>> Begin DATA FOR THIS EXERCISE
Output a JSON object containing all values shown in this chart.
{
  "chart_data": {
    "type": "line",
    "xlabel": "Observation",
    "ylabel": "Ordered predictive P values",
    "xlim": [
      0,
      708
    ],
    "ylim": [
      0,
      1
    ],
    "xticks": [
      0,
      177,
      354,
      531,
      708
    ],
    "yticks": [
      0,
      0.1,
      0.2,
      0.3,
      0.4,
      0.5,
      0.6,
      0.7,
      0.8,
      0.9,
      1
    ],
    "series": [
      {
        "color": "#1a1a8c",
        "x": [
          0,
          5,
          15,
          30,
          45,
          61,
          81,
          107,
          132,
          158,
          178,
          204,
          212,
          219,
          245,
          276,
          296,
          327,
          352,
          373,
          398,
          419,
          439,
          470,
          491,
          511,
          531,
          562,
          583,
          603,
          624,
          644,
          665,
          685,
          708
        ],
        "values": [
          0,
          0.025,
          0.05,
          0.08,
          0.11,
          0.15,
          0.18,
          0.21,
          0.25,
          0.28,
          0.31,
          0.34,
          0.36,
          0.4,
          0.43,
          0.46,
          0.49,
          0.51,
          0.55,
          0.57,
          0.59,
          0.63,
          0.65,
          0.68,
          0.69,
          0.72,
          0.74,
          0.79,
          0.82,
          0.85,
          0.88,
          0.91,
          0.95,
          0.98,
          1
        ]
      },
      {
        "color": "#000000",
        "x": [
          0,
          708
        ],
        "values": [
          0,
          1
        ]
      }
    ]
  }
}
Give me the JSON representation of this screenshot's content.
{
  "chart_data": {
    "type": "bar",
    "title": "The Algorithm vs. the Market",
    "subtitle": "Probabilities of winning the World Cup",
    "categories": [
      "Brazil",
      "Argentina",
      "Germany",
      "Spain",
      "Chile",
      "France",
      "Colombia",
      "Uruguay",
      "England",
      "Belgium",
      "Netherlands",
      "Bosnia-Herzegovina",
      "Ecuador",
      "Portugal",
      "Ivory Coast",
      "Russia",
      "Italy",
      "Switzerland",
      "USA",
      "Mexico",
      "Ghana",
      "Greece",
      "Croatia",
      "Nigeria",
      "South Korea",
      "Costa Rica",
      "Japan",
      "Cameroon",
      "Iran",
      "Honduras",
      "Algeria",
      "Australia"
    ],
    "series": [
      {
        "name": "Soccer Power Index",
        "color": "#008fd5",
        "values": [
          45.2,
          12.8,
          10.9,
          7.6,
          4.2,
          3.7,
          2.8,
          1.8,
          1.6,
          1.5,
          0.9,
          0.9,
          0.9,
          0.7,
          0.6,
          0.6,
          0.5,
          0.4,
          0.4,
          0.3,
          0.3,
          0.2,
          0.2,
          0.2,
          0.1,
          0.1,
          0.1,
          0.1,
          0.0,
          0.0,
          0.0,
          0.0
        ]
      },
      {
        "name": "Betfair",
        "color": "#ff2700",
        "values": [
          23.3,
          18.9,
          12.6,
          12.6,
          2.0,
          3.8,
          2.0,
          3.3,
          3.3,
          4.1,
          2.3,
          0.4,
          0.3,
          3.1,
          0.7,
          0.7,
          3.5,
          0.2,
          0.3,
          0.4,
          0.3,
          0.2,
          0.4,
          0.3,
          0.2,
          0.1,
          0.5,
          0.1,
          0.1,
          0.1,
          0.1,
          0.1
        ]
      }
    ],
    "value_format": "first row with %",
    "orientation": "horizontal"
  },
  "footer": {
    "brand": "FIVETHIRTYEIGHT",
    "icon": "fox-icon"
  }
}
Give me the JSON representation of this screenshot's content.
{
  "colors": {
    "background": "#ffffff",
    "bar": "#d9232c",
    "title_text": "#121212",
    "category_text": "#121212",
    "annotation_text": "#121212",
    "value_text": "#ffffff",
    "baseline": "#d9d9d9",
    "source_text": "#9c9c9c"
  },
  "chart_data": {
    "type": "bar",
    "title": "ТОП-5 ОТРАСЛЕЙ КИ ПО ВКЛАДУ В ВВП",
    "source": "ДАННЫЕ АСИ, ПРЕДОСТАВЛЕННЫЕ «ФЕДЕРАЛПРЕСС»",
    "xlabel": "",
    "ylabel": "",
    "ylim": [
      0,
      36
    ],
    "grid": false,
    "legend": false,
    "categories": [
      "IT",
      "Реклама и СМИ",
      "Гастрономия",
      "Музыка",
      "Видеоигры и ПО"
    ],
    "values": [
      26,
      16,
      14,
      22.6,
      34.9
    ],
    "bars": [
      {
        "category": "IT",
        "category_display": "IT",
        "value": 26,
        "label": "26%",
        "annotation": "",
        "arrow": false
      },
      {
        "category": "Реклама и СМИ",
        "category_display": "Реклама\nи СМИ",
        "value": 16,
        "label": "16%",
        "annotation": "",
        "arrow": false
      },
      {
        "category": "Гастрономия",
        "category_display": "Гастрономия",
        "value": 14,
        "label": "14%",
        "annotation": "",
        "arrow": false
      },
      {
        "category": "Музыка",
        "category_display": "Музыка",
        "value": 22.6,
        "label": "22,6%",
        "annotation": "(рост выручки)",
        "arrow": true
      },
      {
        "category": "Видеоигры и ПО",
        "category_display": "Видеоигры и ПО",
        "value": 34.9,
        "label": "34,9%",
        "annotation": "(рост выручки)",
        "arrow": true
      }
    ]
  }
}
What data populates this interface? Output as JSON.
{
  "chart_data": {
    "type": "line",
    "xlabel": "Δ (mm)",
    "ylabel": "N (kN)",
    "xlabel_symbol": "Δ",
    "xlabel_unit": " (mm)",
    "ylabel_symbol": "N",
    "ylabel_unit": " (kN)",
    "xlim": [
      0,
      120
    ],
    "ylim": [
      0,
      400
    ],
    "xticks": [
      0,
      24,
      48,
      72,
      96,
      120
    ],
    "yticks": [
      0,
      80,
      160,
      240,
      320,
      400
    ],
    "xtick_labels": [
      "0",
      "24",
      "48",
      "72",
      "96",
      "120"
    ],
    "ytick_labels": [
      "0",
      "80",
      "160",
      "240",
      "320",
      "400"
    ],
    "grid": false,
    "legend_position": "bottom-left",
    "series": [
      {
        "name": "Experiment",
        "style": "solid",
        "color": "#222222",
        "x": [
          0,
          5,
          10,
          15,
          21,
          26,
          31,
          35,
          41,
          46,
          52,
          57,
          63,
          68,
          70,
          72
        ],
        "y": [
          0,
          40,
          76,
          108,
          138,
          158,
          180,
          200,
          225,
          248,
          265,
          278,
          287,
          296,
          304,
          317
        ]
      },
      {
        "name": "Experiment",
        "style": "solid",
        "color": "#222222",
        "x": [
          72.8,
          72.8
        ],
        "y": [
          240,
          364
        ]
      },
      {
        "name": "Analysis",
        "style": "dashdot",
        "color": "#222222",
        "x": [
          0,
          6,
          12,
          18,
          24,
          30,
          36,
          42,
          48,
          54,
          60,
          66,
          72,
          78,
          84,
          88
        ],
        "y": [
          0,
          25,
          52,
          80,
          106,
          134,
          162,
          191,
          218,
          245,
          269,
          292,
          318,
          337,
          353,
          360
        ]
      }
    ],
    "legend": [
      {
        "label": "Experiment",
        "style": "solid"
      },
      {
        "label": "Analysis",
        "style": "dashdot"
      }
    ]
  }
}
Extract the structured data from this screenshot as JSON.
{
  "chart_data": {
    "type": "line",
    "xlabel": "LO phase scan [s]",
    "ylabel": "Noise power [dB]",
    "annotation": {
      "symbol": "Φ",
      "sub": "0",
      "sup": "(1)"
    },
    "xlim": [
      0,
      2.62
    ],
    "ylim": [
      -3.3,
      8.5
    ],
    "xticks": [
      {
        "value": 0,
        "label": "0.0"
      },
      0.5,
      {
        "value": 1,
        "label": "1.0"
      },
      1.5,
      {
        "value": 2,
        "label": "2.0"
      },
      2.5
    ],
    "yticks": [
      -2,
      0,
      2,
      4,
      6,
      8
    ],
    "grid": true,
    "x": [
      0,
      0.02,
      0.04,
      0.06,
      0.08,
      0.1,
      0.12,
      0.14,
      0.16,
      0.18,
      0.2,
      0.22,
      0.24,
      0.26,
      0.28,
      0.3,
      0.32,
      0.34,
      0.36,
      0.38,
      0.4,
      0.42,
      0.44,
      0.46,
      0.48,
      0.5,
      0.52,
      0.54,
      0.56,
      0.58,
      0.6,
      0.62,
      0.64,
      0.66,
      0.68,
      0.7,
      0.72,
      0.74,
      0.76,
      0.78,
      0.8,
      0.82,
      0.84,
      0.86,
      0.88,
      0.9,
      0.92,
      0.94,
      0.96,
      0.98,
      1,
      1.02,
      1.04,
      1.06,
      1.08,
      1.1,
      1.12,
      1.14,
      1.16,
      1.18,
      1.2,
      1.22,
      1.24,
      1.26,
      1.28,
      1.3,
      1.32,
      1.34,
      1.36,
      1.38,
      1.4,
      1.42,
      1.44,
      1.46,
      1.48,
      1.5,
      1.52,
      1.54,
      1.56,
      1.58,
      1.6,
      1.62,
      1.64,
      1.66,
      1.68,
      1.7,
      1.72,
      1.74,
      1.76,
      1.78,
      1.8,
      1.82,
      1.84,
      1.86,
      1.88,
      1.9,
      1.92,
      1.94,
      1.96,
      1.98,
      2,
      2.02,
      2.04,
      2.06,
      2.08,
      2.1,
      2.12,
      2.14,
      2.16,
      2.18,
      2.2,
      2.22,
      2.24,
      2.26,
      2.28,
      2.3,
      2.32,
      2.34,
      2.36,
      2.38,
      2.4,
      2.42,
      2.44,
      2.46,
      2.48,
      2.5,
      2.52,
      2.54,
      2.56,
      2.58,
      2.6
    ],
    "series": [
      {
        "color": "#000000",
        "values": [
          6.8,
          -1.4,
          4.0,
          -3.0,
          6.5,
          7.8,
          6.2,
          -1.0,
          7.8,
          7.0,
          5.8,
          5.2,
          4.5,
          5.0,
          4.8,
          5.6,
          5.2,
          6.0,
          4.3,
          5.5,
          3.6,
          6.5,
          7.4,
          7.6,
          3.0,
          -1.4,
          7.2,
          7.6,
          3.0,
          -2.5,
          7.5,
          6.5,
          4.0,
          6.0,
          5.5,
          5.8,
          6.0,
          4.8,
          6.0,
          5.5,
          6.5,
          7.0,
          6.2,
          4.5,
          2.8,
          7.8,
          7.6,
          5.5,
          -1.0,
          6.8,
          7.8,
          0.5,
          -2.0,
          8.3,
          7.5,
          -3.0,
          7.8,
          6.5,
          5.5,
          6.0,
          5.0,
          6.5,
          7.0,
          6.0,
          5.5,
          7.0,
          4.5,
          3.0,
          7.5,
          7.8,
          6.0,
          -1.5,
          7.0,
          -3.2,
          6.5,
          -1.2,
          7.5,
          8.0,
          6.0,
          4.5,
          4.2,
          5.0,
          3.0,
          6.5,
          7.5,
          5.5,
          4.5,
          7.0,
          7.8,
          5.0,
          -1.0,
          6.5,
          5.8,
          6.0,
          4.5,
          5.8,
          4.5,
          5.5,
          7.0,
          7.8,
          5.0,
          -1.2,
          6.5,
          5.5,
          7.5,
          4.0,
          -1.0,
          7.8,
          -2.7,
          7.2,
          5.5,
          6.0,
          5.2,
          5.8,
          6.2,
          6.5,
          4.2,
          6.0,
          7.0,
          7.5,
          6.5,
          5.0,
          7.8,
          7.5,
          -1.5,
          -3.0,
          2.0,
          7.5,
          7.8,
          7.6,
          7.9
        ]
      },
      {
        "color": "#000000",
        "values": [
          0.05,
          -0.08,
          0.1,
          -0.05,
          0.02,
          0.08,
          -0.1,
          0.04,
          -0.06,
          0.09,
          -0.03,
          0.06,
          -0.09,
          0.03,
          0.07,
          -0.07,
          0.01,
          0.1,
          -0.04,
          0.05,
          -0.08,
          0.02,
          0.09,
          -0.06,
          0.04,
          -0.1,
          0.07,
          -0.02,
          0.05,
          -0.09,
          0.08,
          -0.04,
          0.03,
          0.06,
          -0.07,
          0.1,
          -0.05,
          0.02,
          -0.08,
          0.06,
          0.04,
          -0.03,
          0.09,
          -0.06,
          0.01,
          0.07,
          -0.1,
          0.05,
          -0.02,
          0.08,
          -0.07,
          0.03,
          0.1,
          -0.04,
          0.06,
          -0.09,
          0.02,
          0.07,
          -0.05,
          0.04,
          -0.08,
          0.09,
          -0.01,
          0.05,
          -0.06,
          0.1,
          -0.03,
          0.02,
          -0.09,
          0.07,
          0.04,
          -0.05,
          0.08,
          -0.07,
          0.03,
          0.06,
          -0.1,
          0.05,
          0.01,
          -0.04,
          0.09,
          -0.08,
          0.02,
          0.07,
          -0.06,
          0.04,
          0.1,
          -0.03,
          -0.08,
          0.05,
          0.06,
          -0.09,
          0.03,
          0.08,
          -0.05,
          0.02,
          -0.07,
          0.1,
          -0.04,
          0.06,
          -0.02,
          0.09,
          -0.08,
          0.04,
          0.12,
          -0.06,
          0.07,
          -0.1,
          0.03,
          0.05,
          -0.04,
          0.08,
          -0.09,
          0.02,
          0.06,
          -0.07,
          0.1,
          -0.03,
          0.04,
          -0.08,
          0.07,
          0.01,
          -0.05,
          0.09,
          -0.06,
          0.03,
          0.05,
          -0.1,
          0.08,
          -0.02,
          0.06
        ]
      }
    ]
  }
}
>> End DATA FOR THIS EXERCISE
* **TO BE DONE**: Report every line containing the word "name" from the listing above.

* **RESULT FOR THIS TASK**:
        "name": "Soccer Power Index",
        "name": "Betfair",
        "name": "Experiment",
        "name": "Experiment",
        "name": "Analysis",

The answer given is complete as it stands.